» **EXTRACTED RECORDS**
______
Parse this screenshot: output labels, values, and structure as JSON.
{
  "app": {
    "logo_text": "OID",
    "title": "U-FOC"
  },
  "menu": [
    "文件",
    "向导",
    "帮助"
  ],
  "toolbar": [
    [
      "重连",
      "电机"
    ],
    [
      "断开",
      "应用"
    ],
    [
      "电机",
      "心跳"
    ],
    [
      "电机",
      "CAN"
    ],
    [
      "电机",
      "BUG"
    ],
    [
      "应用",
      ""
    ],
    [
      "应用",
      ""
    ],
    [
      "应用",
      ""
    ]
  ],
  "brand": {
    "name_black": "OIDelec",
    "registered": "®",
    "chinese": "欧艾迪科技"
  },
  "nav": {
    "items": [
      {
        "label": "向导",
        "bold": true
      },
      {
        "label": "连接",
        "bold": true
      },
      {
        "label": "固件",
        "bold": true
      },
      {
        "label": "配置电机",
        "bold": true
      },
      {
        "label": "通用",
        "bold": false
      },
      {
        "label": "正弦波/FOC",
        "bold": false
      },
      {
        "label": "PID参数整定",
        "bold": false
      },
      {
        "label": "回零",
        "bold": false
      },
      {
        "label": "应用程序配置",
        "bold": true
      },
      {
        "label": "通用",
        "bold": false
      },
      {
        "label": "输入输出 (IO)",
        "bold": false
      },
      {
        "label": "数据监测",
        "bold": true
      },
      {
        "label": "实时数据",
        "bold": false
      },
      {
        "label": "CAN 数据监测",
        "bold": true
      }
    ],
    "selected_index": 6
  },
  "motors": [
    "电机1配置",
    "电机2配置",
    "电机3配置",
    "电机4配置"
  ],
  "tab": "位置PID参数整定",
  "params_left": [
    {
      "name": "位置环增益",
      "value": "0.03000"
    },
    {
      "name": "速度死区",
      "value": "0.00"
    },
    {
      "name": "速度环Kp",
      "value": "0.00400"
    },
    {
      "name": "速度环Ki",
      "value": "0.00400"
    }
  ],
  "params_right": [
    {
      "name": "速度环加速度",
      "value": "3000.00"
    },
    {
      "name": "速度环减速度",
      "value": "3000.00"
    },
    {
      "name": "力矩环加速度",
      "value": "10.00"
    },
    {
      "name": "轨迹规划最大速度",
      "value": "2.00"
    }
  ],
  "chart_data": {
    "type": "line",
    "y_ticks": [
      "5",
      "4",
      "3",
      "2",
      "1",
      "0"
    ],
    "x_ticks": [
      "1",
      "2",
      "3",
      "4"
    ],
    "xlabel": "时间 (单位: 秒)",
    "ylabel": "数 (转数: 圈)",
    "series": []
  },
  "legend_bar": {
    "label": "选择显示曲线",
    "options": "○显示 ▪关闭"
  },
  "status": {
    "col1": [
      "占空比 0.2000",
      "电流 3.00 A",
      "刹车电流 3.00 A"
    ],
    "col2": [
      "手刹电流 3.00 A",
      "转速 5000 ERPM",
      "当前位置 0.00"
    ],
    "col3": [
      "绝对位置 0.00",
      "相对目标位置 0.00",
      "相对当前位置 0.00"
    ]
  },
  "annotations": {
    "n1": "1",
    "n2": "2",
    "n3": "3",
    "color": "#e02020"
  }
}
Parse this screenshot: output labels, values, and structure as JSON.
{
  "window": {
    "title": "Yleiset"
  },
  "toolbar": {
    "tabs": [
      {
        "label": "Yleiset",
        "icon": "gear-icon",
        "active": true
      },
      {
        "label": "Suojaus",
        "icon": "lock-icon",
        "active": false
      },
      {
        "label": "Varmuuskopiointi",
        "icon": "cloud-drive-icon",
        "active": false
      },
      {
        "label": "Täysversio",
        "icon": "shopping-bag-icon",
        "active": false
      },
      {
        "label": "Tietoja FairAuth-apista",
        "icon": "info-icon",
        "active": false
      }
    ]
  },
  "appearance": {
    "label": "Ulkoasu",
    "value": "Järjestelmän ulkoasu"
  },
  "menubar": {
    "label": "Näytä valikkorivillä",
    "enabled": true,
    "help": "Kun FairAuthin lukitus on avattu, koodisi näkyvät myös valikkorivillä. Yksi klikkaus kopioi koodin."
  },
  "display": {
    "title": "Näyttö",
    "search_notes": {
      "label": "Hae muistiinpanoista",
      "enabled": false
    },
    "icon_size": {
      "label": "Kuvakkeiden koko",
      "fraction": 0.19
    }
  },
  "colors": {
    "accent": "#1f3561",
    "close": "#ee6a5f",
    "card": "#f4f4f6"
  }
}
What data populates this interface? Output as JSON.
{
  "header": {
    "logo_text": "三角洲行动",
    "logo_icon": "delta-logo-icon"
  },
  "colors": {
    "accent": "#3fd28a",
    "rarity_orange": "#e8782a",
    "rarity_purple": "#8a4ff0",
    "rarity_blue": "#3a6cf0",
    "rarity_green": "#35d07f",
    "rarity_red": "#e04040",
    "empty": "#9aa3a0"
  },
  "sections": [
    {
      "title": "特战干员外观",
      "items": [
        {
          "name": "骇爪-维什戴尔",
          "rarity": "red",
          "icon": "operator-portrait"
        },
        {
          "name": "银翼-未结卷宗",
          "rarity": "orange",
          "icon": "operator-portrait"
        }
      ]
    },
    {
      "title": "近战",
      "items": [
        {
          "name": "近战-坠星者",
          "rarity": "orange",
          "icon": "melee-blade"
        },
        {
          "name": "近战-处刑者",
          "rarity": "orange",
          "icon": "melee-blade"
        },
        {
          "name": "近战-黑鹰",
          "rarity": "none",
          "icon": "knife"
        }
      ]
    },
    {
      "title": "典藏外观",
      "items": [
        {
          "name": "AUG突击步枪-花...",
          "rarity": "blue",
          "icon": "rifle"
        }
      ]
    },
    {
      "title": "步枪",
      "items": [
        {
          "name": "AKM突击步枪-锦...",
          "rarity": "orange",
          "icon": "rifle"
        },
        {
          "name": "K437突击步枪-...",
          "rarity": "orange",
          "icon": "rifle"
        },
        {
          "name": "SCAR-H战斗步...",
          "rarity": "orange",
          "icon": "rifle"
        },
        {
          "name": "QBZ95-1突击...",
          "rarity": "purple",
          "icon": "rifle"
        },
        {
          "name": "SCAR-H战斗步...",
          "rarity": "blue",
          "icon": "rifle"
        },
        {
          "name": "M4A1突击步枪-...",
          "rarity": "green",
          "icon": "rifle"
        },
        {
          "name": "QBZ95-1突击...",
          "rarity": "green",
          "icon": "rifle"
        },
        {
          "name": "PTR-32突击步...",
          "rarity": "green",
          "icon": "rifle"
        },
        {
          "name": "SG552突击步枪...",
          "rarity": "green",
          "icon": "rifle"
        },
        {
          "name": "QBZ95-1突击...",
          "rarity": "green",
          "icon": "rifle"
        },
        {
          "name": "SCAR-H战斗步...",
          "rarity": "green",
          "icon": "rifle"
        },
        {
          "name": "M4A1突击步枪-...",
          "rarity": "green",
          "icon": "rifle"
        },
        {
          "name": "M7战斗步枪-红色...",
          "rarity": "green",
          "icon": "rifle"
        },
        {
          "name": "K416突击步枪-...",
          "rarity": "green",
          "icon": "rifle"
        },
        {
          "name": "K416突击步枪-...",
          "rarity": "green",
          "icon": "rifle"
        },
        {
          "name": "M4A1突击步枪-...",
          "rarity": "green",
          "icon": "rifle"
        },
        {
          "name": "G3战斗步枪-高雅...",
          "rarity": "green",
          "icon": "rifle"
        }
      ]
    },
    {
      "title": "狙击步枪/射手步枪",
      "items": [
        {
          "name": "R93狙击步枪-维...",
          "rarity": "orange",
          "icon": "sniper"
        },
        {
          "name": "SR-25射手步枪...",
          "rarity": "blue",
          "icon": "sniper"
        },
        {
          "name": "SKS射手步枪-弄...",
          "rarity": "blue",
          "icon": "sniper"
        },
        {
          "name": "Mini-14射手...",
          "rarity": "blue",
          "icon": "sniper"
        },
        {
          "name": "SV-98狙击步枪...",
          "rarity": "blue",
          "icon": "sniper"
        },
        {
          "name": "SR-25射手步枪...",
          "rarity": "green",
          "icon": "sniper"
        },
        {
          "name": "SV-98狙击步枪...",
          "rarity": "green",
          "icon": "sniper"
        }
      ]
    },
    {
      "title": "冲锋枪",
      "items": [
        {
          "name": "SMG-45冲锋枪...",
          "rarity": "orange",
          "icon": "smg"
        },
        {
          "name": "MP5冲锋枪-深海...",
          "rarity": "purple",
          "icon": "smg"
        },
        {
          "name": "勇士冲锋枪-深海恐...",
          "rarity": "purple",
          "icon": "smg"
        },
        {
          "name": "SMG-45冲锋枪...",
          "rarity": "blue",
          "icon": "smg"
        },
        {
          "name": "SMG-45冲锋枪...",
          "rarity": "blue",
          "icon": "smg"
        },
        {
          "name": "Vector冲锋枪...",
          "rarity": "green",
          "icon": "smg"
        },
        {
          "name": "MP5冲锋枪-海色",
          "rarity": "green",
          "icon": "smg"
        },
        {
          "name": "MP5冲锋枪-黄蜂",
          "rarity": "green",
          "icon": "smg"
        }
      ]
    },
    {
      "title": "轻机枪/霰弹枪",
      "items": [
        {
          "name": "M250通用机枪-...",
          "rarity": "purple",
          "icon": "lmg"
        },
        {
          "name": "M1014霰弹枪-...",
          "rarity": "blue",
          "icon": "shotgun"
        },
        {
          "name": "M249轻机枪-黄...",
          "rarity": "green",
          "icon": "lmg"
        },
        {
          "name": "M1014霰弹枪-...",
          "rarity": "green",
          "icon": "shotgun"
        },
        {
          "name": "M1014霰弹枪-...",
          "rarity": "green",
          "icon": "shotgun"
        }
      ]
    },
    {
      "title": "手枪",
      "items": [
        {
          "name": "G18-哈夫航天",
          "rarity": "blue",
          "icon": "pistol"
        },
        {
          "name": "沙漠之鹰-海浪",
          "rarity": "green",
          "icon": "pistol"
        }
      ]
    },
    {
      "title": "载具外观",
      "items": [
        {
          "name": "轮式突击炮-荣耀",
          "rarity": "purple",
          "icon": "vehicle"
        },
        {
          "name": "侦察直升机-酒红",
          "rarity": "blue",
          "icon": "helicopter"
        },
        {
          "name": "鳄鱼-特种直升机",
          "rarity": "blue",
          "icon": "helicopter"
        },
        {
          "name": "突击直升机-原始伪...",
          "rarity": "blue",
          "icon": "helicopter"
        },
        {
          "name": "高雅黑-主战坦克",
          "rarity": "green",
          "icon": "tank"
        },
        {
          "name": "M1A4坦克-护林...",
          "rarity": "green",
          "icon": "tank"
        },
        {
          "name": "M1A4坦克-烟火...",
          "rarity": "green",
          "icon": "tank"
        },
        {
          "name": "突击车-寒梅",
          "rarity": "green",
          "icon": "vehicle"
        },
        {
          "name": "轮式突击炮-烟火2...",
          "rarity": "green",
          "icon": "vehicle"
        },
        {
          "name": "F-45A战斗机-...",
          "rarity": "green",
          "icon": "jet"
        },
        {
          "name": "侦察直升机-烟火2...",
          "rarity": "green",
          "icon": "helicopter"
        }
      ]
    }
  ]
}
______
Select all lines with the word "title" from the entries above.

    "title": "U-FOC"
    "title": "Yleiset"
    "title": "Näyttö",
      "title": "特战干员外观",
      "title": "近战",
      "title": "典藏外观",
      "title": "步枪",
      "title": "狙击步枪/射手步枪",
      "title": "冲锋枪",
      "title": "轻机枪/霰弹枪",
      "title": "手枪",
      "title": "载具外观",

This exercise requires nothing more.